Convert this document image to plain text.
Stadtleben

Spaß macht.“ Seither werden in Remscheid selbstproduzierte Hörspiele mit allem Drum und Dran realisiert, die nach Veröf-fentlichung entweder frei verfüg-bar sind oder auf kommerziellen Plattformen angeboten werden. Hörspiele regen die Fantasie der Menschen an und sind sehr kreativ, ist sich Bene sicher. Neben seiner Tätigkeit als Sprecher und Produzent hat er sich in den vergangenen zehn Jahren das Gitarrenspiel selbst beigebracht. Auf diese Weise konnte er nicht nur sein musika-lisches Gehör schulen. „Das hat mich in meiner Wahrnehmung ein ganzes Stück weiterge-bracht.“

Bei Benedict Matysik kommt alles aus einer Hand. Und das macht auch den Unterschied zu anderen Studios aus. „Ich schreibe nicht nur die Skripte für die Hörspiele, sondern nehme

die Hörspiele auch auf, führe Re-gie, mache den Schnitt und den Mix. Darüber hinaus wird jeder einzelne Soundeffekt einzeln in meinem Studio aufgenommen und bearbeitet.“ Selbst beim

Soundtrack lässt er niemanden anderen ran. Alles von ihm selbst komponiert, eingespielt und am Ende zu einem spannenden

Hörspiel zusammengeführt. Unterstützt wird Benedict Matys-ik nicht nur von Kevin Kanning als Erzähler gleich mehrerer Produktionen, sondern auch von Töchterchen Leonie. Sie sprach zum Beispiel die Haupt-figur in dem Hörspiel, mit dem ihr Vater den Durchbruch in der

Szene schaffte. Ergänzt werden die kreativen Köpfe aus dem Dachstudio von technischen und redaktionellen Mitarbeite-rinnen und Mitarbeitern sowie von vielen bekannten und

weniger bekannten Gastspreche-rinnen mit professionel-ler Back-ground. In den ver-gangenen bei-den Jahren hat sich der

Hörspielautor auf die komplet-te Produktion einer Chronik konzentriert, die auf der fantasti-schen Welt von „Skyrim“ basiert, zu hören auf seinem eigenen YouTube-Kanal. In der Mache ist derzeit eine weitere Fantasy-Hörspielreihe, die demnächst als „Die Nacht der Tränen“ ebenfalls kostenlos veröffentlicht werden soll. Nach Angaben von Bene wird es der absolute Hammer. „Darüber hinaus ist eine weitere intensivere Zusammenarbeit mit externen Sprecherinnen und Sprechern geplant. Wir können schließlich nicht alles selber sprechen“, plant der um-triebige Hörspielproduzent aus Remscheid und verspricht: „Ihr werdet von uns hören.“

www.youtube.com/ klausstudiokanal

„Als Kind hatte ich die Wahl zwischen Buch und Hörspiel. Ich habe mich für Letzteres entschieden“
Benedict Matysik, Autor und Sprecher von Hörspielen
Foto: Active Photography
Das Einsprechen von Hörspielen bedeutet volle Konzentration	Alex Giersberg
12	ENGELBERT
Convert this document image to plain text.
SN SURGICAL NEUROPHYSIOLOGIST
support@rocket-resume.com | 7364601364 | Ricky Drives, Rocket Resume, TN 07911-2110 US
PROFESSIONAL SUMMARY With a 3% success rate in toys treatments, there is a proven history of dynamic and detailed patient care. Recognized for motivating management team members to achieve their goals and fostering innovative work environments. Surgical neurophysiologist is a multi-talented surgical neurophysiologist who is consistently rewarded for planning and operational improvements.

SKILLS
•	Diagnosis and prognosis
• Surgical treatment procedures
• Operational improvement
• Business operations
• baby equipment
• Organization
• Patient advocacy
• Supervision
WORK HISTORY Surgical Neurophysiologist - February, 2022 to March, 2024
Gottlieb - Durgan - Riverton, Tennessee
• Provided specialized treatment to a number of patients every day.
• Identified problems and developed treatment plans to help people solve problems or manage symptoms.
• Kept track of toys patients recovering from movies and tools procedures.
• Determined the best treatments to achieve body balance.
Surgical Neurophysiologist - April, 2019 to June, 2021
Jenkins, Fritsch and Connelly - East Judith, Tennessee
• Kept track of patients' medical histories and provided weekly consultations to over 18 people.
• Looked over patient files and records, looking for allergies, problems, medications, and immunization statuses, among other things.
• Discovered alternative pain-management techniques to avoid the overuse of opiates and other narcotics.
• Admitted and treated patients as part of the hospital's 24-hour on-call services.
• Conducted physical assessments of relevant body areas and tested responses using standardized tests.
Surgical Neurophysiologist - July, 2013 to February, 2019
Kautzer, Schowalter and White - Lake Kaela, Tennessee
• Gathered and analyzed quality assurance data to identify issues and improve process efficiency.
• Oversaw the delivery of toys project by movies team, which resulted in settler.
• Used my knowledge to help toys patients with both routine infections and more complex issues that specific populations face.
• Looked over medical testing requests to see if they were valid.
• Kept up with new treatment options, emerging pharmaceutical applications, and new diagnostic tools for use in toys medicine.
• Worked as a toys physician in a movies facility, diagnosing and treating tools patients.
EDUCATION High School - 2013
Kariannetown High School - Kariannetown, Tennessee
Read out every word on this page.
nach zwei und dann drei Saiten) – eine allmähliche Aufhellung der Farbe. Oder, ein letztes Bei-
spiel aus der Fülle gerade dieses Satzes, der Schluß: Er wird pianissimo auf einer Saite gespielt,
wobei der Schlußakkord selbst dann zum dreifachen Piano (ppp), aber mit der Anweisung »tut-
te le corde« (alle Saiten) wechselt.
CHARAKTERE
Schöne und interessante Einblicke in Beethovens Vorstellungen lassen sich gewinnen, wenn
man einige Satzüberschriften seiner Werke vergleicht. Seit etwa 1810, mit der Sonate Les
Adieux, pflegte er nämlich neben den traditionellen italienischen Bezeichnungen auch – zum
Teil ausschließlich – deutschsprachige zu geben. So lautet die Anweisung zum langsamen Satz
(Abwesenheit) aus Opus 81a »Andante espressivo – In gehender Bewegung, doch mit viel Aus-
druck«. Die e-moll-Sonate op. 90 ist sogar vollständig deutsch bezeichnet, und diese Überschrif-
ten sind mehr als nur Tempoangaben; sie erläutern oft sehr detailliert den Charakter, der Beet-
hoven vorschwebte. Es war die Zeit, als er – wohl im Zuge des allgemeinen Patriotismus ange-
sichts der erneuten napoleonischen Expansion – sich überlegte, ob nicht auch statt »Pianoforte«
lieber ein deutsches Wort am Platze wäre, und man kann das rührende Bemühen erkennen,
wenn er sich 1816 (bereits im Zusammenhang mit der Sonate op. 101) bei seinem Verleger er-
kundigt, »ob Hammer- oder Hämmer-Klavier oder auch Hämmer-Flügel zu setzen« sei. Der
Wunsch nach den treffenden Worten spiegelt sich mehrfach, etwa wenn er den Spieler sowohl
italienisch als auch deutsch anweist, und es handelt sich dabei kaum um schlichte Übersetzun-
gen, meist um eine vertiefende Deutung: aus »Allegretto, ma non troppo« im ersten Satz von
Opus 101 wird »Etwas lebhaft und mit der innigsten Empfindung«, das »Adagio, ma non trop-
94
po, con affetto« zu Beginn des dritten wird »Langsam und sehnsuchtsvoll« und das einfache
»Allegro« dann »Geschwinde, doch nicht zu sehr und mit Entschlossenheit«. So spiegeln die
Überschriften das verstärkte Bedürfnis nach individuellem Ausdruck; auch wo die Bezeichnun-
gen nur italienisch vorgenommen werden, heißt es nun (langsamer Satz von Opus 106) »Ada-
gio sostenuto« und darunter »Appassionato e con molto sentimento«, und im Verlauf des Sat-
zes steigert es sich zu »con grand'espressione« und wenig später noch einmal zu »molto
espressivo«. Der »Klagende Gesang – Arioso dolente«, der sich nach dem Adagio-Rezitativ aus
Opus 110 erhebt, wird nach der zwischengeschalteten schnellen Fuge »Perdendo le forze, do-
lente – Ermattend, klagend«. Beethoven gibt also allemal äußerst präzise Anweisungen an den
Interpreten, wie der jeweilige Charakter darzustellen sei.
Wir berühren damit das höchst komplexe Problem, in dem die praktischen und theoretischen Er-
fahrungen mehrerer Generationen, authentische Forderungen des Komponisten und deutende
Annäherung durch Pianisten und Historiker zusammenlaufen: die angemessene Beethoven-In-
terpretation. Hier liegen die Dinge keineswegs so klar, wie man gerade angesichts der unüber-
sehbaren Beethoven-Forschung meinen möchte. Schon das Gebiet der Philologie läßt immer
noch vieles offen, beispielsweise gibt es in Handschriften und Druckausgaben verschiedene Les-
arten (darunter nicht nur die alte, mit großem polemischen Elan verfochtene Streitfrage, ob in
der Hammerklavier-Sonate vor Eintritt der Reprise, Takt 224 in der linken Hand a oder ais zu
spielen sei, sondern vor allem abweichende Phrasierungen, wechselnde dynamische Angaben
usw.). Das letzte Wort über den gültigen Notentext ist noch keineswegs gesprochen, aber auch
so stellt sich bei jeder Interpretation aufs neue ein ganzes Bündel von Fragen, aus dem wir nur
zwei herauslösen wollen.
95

**********

WHAT YOU SHOULD DO
Determine the number of lines in the entries that hold the string "help"; write that number and nothing else.

RESULT OF THE EXERCISE
2